SHORT EXERCISE
Exactly as written, please set down all of the entries again, with no pictures.

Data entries
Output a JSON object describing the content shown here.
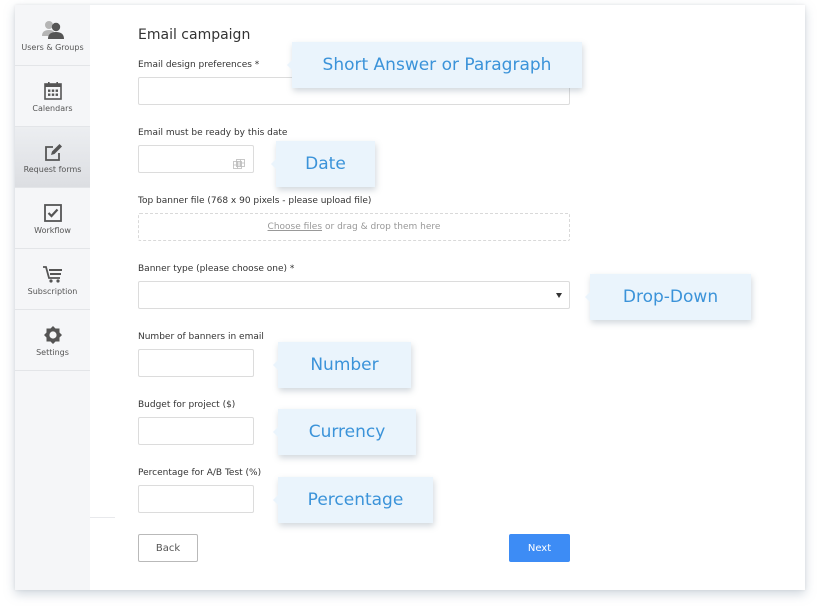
{
  "sidebar": {
    "items": [
      {
        "label": "Users & Groups",
        "icon": "users-icon",
        "active": false
      },
      {
        "label": "Calendars",
        "icon": "calendar-icon",
        "active": false
      },
      {
        "label": "Request forms",
        "icon": "edit-form-icon",
        "active": true
      },
      {
        "label": "Workflow",
        "icon": "checkbox-icon",
        "active": false
      },
      {
        "label": "Subscription",
        "icon": "cart-icon",
        "active": false
      },
      {
        "label": "Settings",
        "icon": "gear-icon",
        "active": false
      }
    ]
  },
  "form": {
    "title": "Email campaign",
    "fields": {
      "design_prefs": {
        "label": "Email design preferences *",
        "value": ""
      },
      "ready_date": {
        "label": "Email must be ready by this date",
        "value": "",
        "icon": "calendar-grid-icon"
      },
      "banner_file": {
        "label": "Top banner file (768 x 90 pixels - please upload file)",
        "choose_link": "Choose files",
        "drop_text": "or drag & drop them here"
      },
      "banner_type": {
        "label": "Banner type (please choose one) *",
        "selected": ""
      },
      "banner_count": {
        "label": "Number of banners in email",
        "value": ""
      },
      "budget": {
        "label": "Budget for project ($)",
        "value": ""
      },
      "ab_percentage": {
        "label": "Percentage for A/B Test (%)",
        "value": ""
      }
    },
    "buttons": {
      "back": "Back",
      "next": "Next"
    }
  },
  "callouts": {
    "short_answer": "Short Answer or Paragraph",
    "date": "Date",
    "dropdown": "Drop-Down",
    "number": "Number",
    "currency": "Currency",
    "percentage": "Percentage"
  },
  "colors": {
    "accent": "#3d8cf5",
    "callout_bg": "#eaf4fc",
    "callout_text": "#3b93d9",
    "sidebar_bg": "#f5f6f8"
  }
}
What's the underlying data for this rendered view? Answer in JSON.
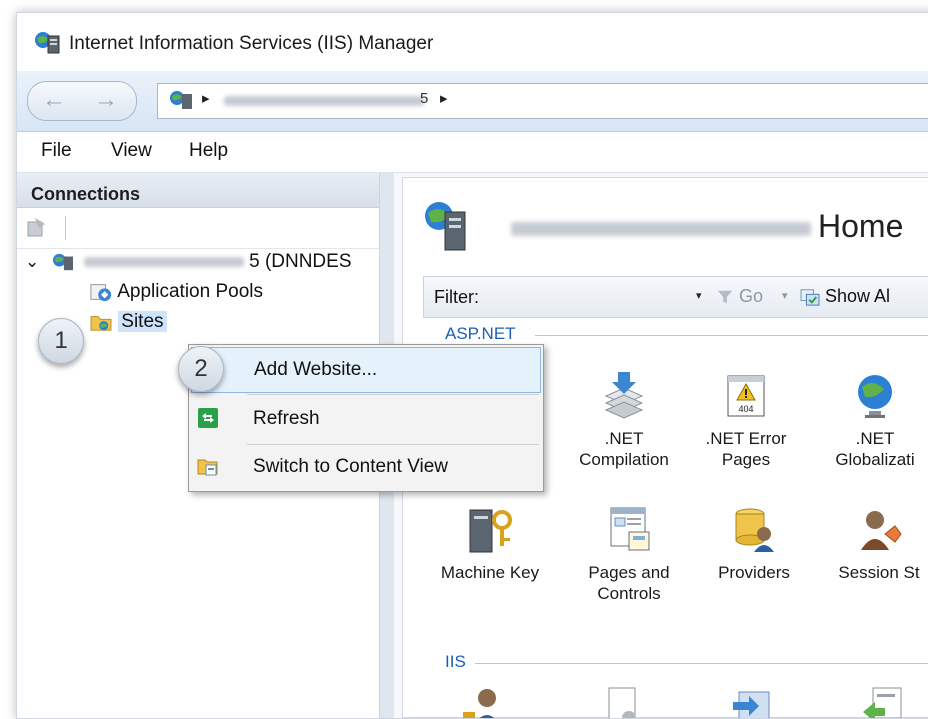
{
  "window": {
    "title": "Internet Information Services (IIS) Manager"
  },
  "address": {
    "fragment": "5",
    "chevron": "▸"
  },
  "nav": {
    "back": "←",
    "forward": "→"
  },
  "menu": {
    "items": [
      "File",
      "View",
      "Help"
    ]
  },
  "connections": {
    "title": "Connections",
    "tree": {
      "expander": "⌄",
      "server_suffix": "5 (DNNDES",
      "app_pools": "Application Pools",
      "sites": "Sites"
    }
  },
  "home": {
    "title": "Home",
    "filter_label": "Filter:",
    "filter_value": "",
    "go_label": "Go",
    "show_all_label": "Show Al",
    "dropdown_glyph": "▾"
  },
  "groups": {
    "aspnet": {
      "label": "ASP.NET",
      "features": [
        {
          "label1": ".NET",
          "label2": "Compilation",
          "icon": "compilation-icon"
        },
        {
          "label1": ".NET Error",
          "label2": "Pages",
          "icon": "error-pages-icon"
        },
        {
          "label1": ".NET",
          "label2": "Globalizati",
          "icon": "globalization-icon"
        },
        {
          "label1": "Machine Key",
          "label2": "",
          "icon": "machine-key-icon"
        },
        {
          "label1": "Pages and",
          "label2": "Controls",
          "icon": "pages-controls-icon"
        },
        {
          "label1": "Providers",
          "label2": "",
          "icon": "providers-icon"
        },
        {
          "label1": "Session St",
          "label2": "",
          "icon": "session-state-icon"
        }
      ]
    },
    "iis": {
      "label": "IIS"
    }
  },
  "context_menu": {
    "items": [
      {
        "label": "Add Website..."
      },
      {
        "label": "Refresh"
      },
      {
        "label": "Switch to Content View"
      }
    ]
  },
  "callouts": {
    "step1": "1",
    "step2": "2"
  },
  "icons": {
    "error_404_text": "404"
  },
  "colors": {
    "accent": "#1b5fb4",
    "selection": "#cfe4fb",
    "highlight": "#e5f1fb"
  }
}
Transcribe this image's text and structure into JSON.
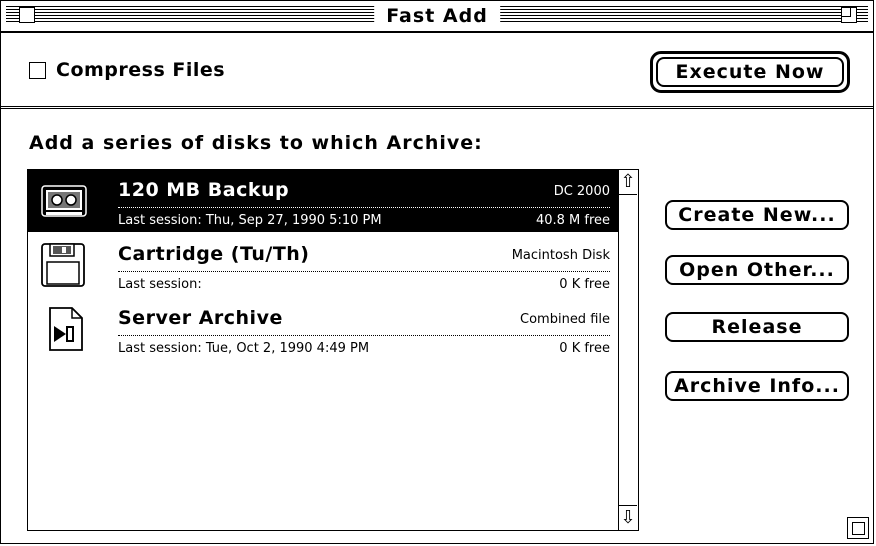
{
  "window": {
    "title": "Fast Add"
  },
  "compress": {
    "label": "Compress Files",
    "checked": false
  },
  "buttons": {
    "execute": "Execute Now",
    "create_new": "Create New...",
    "open_other": "Open Other...",
    "release": "Release",
    "archive_info": "Archive Info..."
  },
  "instruction": "Add a series of disks to which Archive:",
  "archives": [
    {
      "name": "120 MB Backup",
      "type": "DC 2000",
      "session": "Last session: Thu, Sep 27, 1990  5:10 PM",
      "free": "40.8 M  free",
      "icon": "tape-drive-icon",
      "selected": true
    },
    {
      "name": "Cartridge (Tu/Th)",
      "type": "Macintosh Disk",
      "session": "Last session:",
      "free": "0 K  free",
      "icon": "floppy-disk-icon",
      "selected": false
    },
    {
      "name": "Server Archive",
      "type": "Combined file",
      "session": "Last session: Tue, Oct 2, 1990  4:49 PM",
      "free": "0 K  free",
      "icon": "archive-file-icon",
      "selected": false
    }
  ]
}
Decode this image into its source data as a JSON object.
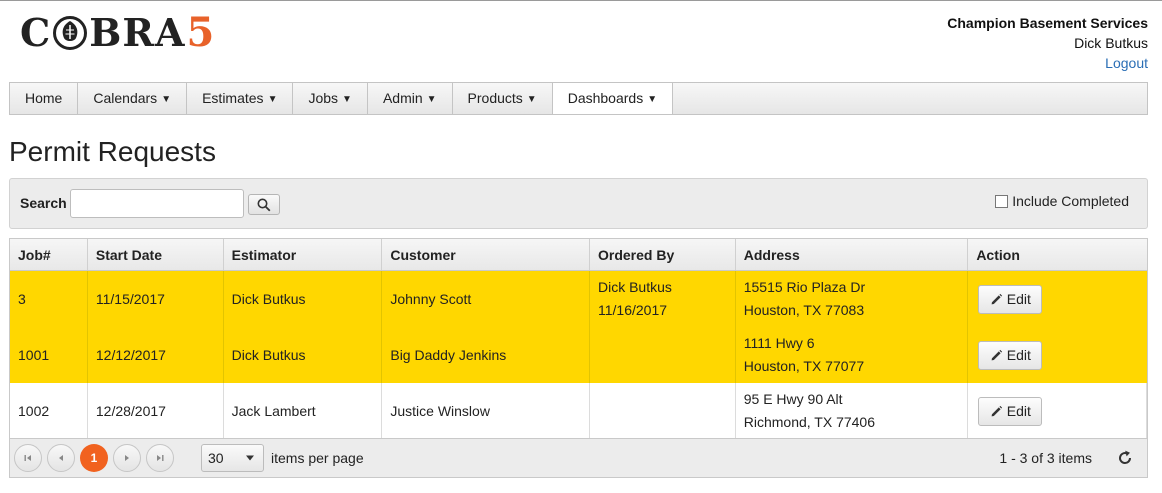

THE OUTPUT
Output a JSON object describing the content shown here.
{
  "sidebar": {
    "items": [
      {
        "label": "Users & Groups",
        "icon": "users-icon",
        "active": false
      },
      {
        "label": "Calendars",
        "icon": "calendar-icon",
        "active": false
      },
      {
        "label": "Request forms",
        "icon": "edit-form-icon",
        "active": true
      },
      {
        "label": "Workflow",
        "icon": "checkbox-icon",
        "active": false
      },
      {
        "label": "Subscription",
        "icon": "cart-icon",
        "active": false
      },
      {
        "label": "Settings",
        "icon": "gear-icon",
        "active": false
      }
    ]
  },
  "form": {
    "title": "Email campaign",
    "fields": {
      "design_prefs": {
        "label": "Email design preferences *",
        "value": ""
      },
      "ready_date": {
        "label": "Email must be ready by this date",
        "value": "",
        "icon": "calendar-grid-icon"
      },
      "banner_file": {
        "label": "Top banner file (768 x 90 pixels - please upload file)",
        "choose_link": "Choose files",
        "drop_text": "or drag & drop them here"
      },
      "banner_type": {
        "label": "Banner type (please choose one) *",
        "selected": ""
      },
      "banner_count": {
        "label": "Number of banners in email",
        "value": ""
      },
      "budget": {
        "label": "Budget for project ($)",
        "value": ""
      },
      "ab_percentage": {
        "label": "Percentage for A/B Test (%)",
        "value": ""
      }
    },
    "buttons": {
      "back": "Back",
      "next": "Next"
    }
  },
  "callouts": {
    "short_answer": "Short Answer or Paragraph",
    "date": "Date",
    "dropdown": "Drop-Down",
    "number": "Number",
    "currency": "Currency",
    "percentage": "Percentage"
  },
  "colors": {
    "accent": "#3d8cf5",
    "callout_bg": "#eaf4fc",
    "callout_text": "#3b93d9",
    "sidebar_bg": "#f5f6f8"
  }
}
What's the underlying data for this rendered view? Answer in JSON.
{
  "window": {
    "title": "Internet Information Services (IIS) Manager"
  },
  "address": {
    "fragment": "5",
    "chevron": "▸"
  },
  "nav": {
    "back": "←",
    "forward": "→"
  },
  "menu": {
    "items": [
      "File",
      "View",
      "Help"
    ]
  },
  "connections": {
    "title": "Connections",
    "tree": {
      "expander": "⌄",
      "server_suffix": "5 (DNNDES",
      "app_pools": "Application Pools",
      "sites": "Sites"
    }
  },
  "home": {
    "title": "Home",
    "filter_label": "Filter:",
    "filter_value": "",
    "go_label": "Go",
    "show_all_label": "Show Al",
    "dropdown_glyph": "▾"
  },
  "groups": {
    "aspnet": {
      "label": "ASP.NET",
      "features": [
        {
          "label1": ".NET",
          "label2": "Compilation",
          "icon": "compilation-icon"
        },
        {
          "label1": ".NET Error",
          "label2": "Pages",
          "icon": "error-pages-icon"
        },
        {
          "label1": ".NET",
          "label2": "Globalizati",
          "icon": "globalization-icon"
        },
        {
          "label1": "Machine Key",
          "label2": "",
          "icon": "machine-key-icon"
        },
        {
          "label1": "Pages and",
          "label2": "Controls",
          "icon": "pages-controls-icon"
        },
        {
          "label1": "Providers",
          "label2": "",
          "icon": "providers-icon"
        },
        {
          "label1": "Session St",
          "label2": "",
          "icon": "session-state-icon"
        }
      ]
    },
    "iis": {
      "label": "IIS"
    }
  },
  "context_menu": {
    "items": [
      {
        "label": "Add Website..."
      },
      {
        "label": "Refresh"
      },
      {
        "label": "Switch to Content View"
      }
    ]
  },
  "callouts": {
    "step1": "1",
    "step2": "2"
  },
  "icons": {
    "error_404_text": "404"
  },
  "colors": {
    "accent": "#1b5fb4",
    "selection": "#cfe4fb",
    "highlight": "#e5f1fb"
  }
}
Transcribe this image's text and structure into JSON.
{
  "window": {
    "title": "Fast Add"
  },
  "compress": {
    "label": "Compress Files",
    "checked": false
  },
  "buttons": {
    "execute": "Execute Now",
    "create_new": "Create New...",
    "open_other": "Open Other...",
    "release": "Release",
    "archive_info": "Archive Info..."
  },
  "instruction": "Add a series of disks to which Archive:",
  "archives": [
    {
      "name": "120 MB Backup",
      "type": "DC 2000",
      "session": "Last session: Thu, Sep 27, 1990  5:10 PM",
      "free": "40.8 M  free",
      "icon": "tape-drive-icon",
      "selected": true
    },
    {
      "name": "Cartridge (Tu/Th)",
      "type": "Macintosh Disk",
      "session": "Last session:",
      "free": "0 K  free",
      "icon": "floppy-disk-icon",
      "selected": false
    },
    {
      "name": "Server Archive",
      "type": "Combined file",
      "session": "Last session: Tue, Oct 2, 1990  4:49 PM",
      "free": "0 K  free",
      "icon": "archive-file-icon",
      "selected": false
    }
  ]
}
Decode this image into its source data as a JSON object.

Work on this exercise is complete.